Supplied records
* * *
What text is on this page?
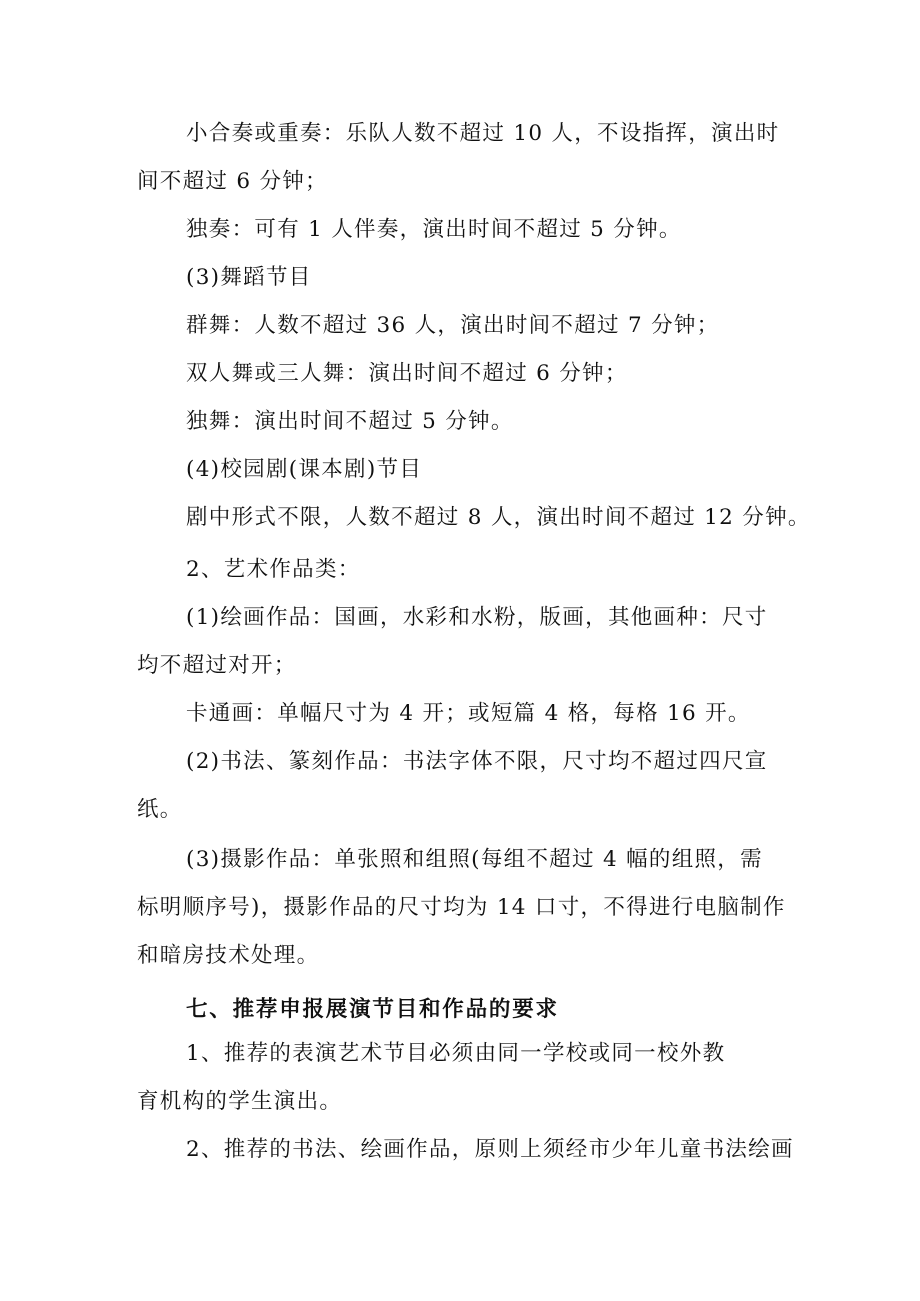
小合奏或重奏：乐队人数不超过 10 人，不设指挥，演出时
间不超过 6 分钟；
独奏：可有 1 人伴奏，演出时间不超过 5 分钟。
(3)舞蹈节目
群舞：人数不超过 36 人，演出时间不超过 7 分钟；
双人舞或三人舞：演出时间不超过 6 分钟；
独舞：演出时间不超过 5 分钟。
(4)校园剧(课本剧)节目
剧中形式不限，人数不超过 8 人，演出时间不超过 12 分钟。
2、艺术作品类：
(1)绘画作品：国画，水彩和水粉，版画，其他画种：尺寸
均不超过对开；
卡通画：单幅尺寸为 4 开；或短篇 4 格，每格 16 开。
(2)书法、篆刻作品：书法字体不限，尺寸均不超过四尺宣
纸。
(3)摄影作品：单张照和组照(每组不超过 4 幅的组照，需
标明顺序号)，摄影作品的尺寸均为 14 口寸，不得进行电脑制作
和暗房技术处理。
七、推荐申报展演节目和作品的要求
1、推荐的表演艺术节目必须由同一学校或同一校外教
育机构的学生演出。
2、推荐的书法、绘画作品，原则上须经市少年儿童书法绘画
* * *
Challenge
Using the material above, copy every line in which the string "绘画作品" occurs.

Solution below
(1)绘画作品：国画，水彩和水粉，版画，其他画种：尺寸
2、推荐的书法、绘画作品，原则上须经市少年儿童书法绘画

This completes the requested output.